Check each line of the listing for the string "екенін", count the lines that have it, and answer with that number only.

(Stored records)

******

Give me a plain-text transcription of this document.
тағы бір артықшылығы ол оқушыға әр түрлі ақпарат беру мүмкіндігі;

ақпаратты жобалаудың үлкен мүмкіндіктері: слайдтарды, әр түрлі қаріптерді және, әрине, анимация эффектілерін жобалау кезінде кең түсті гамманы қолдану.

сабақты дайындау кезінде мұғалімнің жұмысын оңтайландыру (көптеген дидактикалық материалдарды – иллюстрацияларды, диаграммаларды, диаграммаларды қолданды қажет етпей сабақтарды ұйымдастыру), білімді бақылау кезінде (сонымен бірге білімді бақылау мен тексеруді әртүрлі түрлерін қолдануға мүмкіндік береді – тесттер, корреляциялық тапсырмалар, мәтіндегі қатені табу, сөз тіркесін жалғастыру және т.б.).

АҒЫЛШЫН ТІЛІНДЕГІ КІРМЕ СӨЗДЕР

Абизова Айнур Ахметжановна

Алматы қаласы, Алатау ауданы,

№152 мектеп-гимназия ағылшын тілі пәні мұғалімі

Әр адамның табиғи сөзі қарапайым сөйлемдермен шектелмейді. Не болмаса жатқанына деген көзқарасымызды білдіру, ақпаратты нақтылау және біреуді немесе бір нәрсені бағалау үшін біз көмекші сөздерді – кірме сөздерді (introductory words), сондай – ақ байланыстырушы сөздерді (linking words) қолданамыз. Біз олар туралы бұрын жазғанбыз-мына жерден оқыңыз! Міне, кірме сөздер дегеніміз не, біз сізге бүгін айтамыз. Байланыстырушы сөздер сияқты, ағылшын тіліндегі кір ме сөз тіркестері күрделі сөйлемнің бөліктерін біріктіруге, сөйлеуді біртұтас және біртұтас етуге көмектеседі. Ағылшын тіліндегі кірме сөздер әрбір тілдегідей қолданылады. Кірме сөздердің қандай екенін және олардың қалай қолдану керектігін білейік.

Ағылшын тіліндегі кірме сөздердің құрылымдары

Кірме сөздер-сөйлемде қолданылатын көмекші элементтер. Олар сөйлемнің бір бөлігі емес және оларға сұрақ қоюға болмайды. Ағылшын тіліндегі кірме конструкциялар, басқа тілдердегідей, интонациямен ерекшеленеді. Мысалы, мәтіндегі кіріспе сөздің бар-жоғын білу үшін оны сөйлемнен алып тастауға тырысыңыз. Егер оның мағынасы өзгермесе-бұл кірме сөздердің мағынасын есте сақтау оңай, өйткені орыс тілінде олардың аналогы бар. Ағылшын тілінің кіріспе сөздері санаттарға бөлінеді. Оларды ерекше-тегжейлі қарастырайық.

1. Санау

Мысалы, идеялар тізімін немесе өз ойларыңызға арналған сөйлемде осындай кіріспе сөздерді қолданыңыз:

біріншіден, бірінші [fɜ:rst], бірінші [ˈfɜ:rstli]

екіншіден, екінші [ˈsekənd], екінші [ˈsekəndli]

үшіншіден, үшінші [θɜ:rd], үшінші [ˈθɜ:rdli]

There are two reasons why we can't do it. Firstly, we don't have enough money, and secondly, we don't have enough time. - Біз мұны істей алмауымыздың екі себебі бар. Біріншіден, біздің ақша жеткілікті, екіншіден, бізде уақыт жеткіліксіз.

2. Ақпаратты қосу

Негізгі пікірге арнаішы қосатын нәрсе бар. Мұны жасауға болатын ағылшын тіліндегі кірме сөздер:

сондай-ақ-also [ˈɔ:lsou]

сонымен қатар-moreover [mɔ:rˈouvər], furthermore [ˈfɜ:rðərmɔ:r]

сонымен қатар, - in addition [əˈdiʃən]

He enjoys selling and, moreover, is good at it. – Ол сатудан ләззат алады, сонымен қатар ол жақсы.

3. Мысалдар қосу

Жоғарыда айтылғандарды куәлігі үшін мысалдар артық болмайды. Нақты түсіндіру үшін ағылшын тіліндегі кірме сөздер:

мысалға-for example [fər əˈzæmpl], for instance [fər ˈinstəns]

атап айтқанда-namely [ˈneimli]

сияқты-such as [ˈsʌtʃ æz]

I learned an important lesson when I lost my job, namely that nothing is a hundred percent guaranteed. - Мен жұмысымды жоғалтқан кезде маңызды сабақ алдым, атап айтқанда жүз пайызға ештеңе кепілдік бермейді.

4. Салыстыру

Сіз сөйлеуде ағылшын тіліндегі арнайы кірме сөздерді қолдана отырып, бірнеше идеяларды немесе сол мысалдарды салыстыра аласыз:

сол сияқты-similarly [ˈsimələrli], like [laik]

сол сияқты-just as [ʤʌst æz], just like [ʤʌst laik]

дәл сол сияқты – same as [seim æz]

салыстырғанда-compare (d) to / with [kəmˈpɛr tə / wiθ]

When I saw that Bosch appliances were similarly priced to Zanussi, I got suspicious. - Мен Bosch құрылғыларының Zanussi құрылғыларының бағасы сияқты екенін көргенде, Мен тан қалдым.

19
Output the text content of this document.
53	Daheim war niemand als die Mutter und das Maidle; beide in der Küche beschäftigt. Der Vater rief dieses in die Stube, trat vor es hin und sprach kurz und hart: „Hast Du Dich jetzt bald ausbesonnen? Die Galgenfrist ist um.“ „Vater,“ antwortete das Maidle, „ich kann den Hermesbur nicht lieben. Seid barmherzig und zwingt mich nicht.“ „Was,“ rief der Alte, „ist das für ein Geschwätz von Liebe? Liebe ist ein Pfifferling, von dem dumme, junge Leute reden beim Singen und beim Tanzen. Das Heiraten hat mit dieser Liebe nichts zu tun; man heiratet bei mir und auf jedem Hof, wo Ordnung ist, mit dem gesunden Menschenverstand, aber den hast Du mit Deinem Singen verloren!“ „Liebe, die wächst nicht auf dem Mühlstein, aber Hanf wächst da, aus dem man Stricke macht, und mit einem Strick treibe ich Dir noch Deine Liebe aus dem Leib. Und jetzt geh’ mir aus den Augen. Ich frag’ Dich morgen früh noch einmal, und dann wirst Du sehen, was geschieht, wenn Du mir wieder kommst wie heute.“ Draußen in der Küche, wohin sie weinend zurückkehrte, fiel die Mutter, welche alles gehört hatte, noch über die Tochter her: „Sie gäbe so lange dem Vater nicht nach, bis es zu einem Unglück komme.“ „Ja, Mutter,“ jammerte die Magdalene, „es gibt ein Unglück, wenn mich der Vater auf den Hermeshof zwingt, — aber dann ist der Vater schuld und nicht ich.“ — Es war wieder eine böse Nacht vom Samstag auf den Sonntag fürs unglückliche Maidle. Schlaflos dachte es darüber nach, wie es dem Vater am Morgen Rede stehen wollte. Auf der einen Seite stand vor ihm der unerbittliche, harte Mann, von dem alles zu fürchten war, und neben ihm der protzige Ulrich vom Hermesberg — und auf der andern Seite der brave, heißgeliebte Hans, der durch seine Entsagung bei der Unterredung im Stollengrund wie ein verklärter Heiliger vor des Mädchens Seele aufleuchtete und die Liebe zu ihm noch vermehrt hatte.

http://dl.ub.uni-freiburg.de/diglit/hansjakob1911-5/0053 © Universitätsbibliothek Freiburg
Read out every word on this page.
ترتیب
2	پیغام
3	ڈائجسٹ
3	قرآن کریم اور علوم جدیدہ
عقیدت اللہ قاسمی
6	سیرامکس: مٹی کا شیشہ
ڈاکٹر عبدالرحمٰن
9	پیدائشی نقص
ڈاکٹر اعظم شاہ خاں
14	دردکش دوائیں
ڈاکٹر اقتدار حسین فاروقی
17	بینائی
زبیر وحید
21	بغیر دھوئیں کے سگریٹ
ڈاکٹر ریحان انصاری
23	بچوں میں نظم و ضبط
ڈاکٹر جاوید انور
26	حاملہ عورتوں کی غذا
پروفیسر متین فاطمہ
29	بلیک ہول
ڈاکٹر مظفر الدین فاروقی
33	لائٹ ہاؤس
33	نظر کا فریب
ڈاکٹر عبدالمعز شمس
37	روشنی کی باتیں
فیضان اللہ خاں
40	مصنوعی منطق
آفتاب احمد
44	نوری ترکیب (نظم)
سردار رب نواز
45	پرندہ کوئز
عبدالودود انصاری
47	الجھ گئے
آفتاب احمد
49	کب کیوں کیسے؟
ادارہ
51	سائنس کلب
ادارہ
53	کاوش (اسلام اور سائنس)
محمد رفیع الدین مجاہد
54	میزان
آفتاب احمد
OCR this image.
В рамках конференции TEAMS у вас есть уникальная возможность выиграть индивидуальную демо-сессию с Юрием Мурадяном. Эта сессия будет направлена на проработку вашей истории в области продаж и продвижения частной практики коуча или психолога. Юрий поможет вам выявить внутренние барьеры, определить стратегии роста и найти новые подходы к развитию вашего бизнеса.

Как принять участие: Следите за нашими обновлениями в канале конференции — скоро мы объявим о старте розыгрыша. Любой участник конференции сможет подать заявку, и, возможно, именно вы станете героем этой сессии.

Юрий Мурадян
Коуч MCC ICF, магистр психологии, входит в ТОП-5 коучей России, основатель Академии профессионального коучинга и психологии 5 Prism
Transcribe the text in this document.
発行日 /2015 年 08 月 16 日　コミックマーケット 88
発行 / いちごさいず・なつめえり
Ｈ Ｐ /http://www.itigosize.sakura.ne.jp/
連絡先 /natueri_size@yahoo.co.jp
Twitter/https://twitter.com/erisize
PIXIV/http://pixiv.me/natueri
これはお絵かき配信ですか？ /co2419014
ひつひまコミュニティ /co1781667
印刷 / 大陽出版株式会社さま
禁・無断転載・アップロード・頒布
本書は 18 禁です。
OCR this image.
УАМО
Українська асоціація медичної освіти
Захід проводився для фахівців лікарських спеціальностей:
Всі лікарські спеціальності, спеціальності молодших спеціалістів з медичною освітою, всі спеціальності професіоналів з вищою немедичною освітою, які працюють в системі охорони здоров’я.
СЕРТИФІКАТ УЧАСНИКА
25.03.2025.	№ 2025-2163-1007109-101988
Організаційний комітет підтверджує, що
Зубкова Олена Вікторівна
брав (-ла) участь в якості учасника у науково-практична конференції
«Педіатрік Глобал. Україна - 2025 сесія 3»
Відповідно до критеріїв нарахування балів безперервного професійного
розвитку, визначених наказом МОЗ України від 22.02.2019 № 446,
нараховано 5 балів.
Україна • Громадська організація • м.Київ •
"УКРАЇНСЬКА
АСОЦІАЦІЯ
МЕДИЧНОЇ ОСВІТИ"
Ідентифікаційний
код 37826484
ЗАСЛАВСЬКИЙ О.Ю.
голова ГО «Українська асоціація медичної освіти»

******

> _Response to this task_
2